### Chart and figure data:
▼

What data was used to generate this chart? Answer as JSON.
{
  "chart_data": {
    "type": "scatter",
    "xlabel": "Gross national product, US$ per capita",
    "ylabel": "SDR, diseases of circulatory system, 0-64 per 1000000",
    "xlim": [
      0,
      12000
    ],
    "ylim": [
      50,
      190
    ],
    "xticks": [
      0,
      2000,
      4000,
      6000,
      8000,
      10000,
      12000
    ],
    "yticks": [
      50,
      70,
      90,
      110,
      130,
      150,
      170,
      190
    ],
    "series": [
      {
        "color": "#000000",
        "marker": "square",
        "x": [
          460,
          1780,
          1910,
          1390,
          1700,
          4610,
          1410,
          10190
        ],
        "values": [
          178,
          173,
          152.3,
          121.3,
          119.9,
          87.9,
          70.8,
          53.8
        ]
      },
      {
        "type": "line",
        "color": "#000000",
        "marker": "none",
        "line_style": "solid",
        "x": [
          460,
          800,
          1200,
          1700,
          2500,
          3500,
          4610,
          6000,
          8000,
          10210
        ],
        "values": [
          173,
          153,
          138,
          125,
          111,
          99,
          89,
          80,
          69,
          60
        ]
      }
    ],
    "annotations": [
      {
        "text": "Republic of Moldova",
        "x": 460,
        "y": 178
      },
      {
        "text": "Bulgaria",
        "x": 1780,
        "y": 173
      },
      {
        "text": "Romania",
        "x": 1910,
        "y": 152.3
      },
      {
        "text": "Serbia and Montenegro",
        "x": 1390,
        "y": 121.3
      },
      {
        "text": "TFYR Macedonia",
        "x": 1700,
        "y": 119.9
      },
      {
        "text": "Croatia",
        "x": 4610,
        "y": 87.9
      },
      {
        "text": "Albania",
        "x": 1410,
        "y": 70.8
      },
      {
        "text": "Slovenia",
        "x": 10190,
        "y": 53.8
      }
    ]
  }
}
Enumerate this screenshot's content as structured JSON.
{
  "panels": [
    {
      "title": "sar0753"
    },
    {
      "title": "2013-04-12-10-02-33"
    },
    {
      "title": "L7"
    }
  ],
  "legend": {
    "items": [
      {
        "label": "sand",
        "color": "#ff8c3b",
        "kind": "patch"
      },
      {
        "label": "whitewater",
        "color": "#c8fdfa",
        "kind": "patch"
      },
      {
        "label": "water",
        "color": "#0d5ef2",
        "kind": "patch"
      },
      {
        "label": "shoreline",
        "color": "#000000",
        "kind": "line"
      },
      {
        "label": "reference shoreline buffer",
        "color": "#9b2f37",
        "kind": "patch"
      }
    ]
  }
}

▲

### WRITTEN TASK:
Gather every line from the listing above in which "title" appears, and copy those lines.

### CORRECT RESPONSE:
      "title": "sar0753"
      "title": "2013-04-12-10-02-33"
      "title": "L7"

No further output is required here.